### Goal
Identify each line in the records that contains the word "name" and copy every such line in full.

### Data records
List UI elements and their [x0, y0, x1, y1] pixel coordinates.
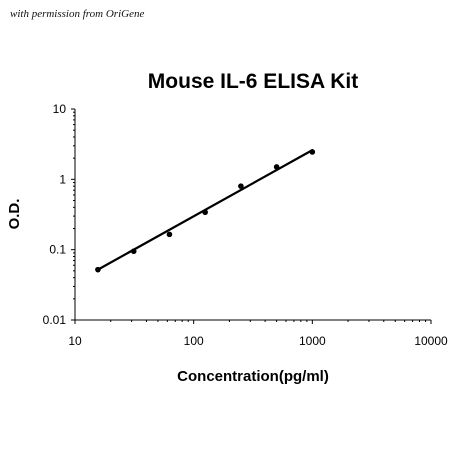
y-axis-label: O.D.: [6, 199, 23, 230]
permission-credit: with permission from OriGene: [10, 8, 145, 20]
x-tick-label: 1000: [299, 334, 326, 348]
data-point: [95, 266, 101, 273]
y-tick-label: 0.1: [49, 243, 66, 257]
data-points: [95, 149, 316, 273]
x-tick-label: 100: [184, 334, 204, 348]
y-tick-label: 10: [53, 102, 67, 116]
x-tick-label: 10000: [414, 334, 448, 348]
data-point: [309, 149, 316, 155]
chart-title: Mouse IL-6 ELISA Kit: [148, 70, 358, 93]
y-tick-label: 0.01: [43, 313, 67, 327]
data-point: [202, 209, 208, 216]
data-point: [166, 231, 173, 238]
data-point: [273, 164, 280, 170]
y-axis-ticks: 0.01 0.1 1 10: [43, 102, 75, 327]
data-point: [238, 183, 244, 189]
y-tick-label: 1: [59, 172, 66, 186]
x-axis-ticks: 10 100 1000 10000: [68, 320, 448, 348]
data-point: [130, 248, 137, 255]
x-tick-label: 10: [68, 334, 82, 348]
x-axis-label: Concentration(pg/ml): [177, 368, 329, 385]
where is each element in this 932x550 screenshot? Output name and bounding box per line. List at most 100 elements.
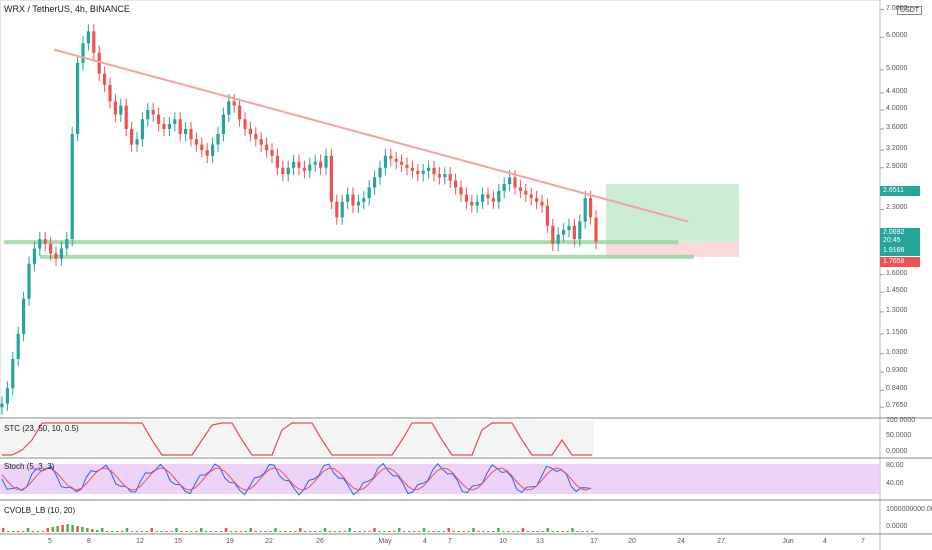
candle-body xyxy=(594,217,598,242)
volume-bar xyxy=(467,531,470,532)
volume-bar xyxy=(165,531,168,532)
volume-bar xyxy=(343,531,347,532)
candle-body xyxy=(518,187,522,191)
volume-bar xyxy=(26,528,30,532)
candle-body xyxy=(259,139,263,145)
volume-bar xyxy=(175,528,178,532)
date-tick-label: 8 xyxy=(87,538,91,545)
candle-body xyxy=(119,105,123,115)
candle-body xyxy=(173,119,177,125)
volume-bar xyxy=(2,528,5,532)
candle-body xyxy=(362,198,366,202)
volume-bar xyxy=(571,528,574,532)
candle-body xyxy=(140,119,144,140)
candle-body xyxy=(421,170,425,175)
volume-bar xyxy=(269,531,272,532)
price-tick-label: 2.9000 xyxy=(886,162,908,170)
volume-bar xyxy=(442,531,446,532)
date-tick-label: May xyxy=(378,538,392,545)
stoch-label: Stoch (5, 3, 3) xyxy=(4,462,55,471)
candle-body xyxy=(389,155,393,159)
price-tick-label: 4.0000 xyxy=(886,105,908,113)
volume-bar xyxy=(338,531,342,532)
volume-bar xyxy=(11,531,15,532)
volume-bar xyxy=(383,531,386,532)
volume-bar xyxy=(417,531,421,532)
candle-body xyxy=(265,144,269,151)
volume-bar xyxy=(447,528,450,532)
stc-bg xyxy=(0,420,594,456)
candle-body xyxy=(275,155,279,168)
candle-body xyxy=(589,198,593,218)
volume-bar xyxy=(422,528,426,532)
price-tick-label: 0.8400 xyxy=(886,385,908,393)
candle-body xyxy=(157,114,161,125)
volume-bar xyxy=(358,531,361,532)
volume-bar xyxy=(101,528,104,532)
candle-body xyxy=(184,128,188,135)
candle-body xyxy=(76,62,80,135)
volume-bar xyxy=(536,531,540,532)
price-tick-label: 4.4000 xyxy=(886,87,908,95)
stc-level-label: 100.0000 xyxy=(886,417,916,424)
candle-body xyxy=(27,263,31,299)
volume-bar xyxy=(125,528,129,532)
candle-body xyxy=(427,167,431,171)
candle-body xyxy=(135,139,139,145)
candle-body xyxy=(227,101,231,115)
candle-body xyxy=(443,174,447,178)
currency-badge[interactable]: USDT xyxy=(897,6,923,15)
volume-bar xyxy=(487,531,490,532)
price-tag: 2.0692 xyxy=(880,228,920,238)
candle-body xyxy=(470,201,474,206)
volume-bar xyxy=(393,531,396,532)
volume-bar xyxy=(363,531,366,532)
volume-bar xyxy=(155,531,158,532)
volume-bar xyxy=(373,528,376,532)
candle-body xyxy=(178,119,182,135)
stc-level-label: 50.0000 xyxy=(886,432,912,439)
volume-bar xyxy=(437,531,441,532)
price-tick-label: 1.4500 xyxy=(886,287,908,295)
candle-body xyxy=(113,101,117,115)
volume-bar xyxy=(566,531,569,532)
candle-body xyxy=(292,161,296,168)
volume-bar xyxy=(526,531,530,532)
volume-bar xyxy=(323,528,327,532)
volume-bar xyxy=(591,531,594,532)
candle-body xyxy=(535,198,539,202)
candle-body xyxy=(340,201,344,218)
volume-bar xyxy=(190,531,193,532)
volume-bar xyxy=(348,528,351,532)
candle-body xyxy=(464,194,468,202)
candle-body xyxy=(346,194,350,202)
candle-body xyxy=(103,73,107,85)
candle-body xyxy=(302,167,306,171)
candle-body xyxy=(394,158,398,162)
stc-label: STC (23, 50, 10, 0.5) xyxy=(4,424,79,433)
volume-bar xyxy=(229,531,233,532)
volume-bar xyxy=(368,531,371,532)
candle-body xyxy=(502,183,506,191)
price-tag: 2.6511 xyxy=(880,186,920,196)
volume-bar xyxy=(46,528,50,532)
stc-level-label: 0.0000 xyxy=(886,448,908,455)
volume-bar xyxy=(388,531,391,532)
volume-bar xyxy=(452,531,455,532)
cvolb-label: CVOLB_LB (10, 20) xyxy=(4,506,76,515)
candle-body xyxy=(130,128,134,145)
volume-bar xyxy=(21,531,25,532)
volume-bar xyxy=(120,531,124,532)
candle-body xyxy=(405,164,409,168)
candle-body xyxy=(281,167,285,175)
volume-bar xyxy=(150,528,153,532)
volume-bar xyxy=(96,530,99,532)
volume-bar xyxy=(170,531,173,532)
candle-body xyxy=(578,221,582,240)
candle-body xyxy=(81,43,85,63)
candle-body xyxy=(572,225,576,240)
candle-body xyxy=(297,161,301,168)
volume-bar xyxy=(105,531,109,532)
volume-bar xyxy=(204,531,208,532)
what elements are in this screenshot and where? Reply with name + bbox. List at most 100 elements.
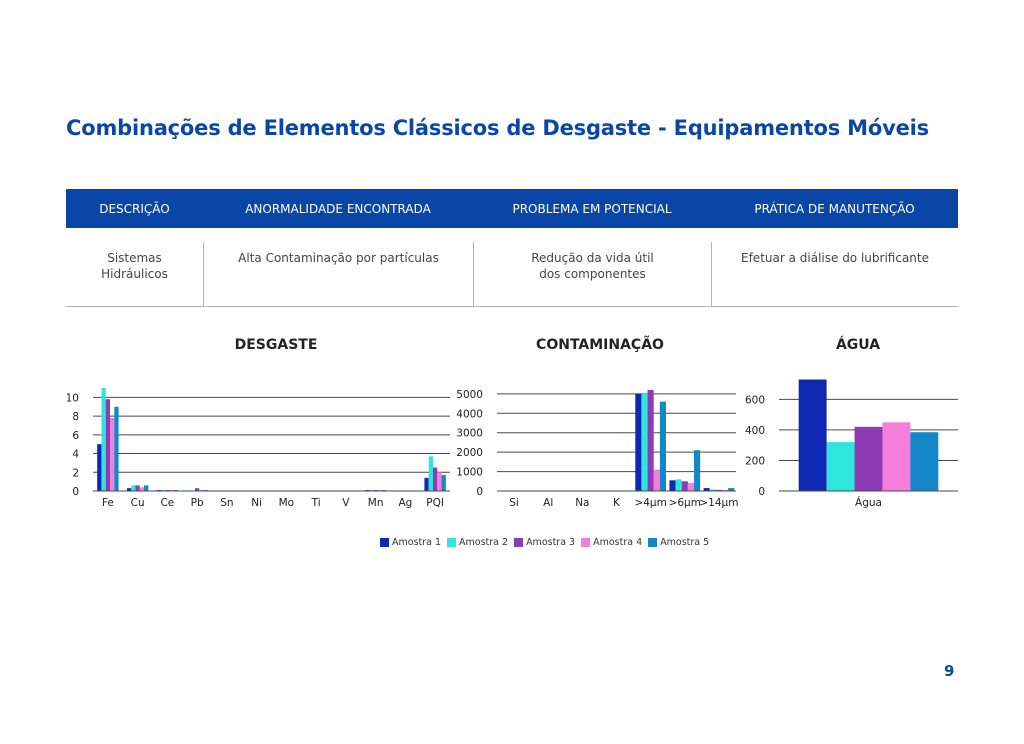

### Complete output
where is each element in this 932x550 screenshot? Output name and bounding box per line. List at most 100 elements.
what elements are in this screenshot and where? Reply with name + bbox. List at most 100 elements.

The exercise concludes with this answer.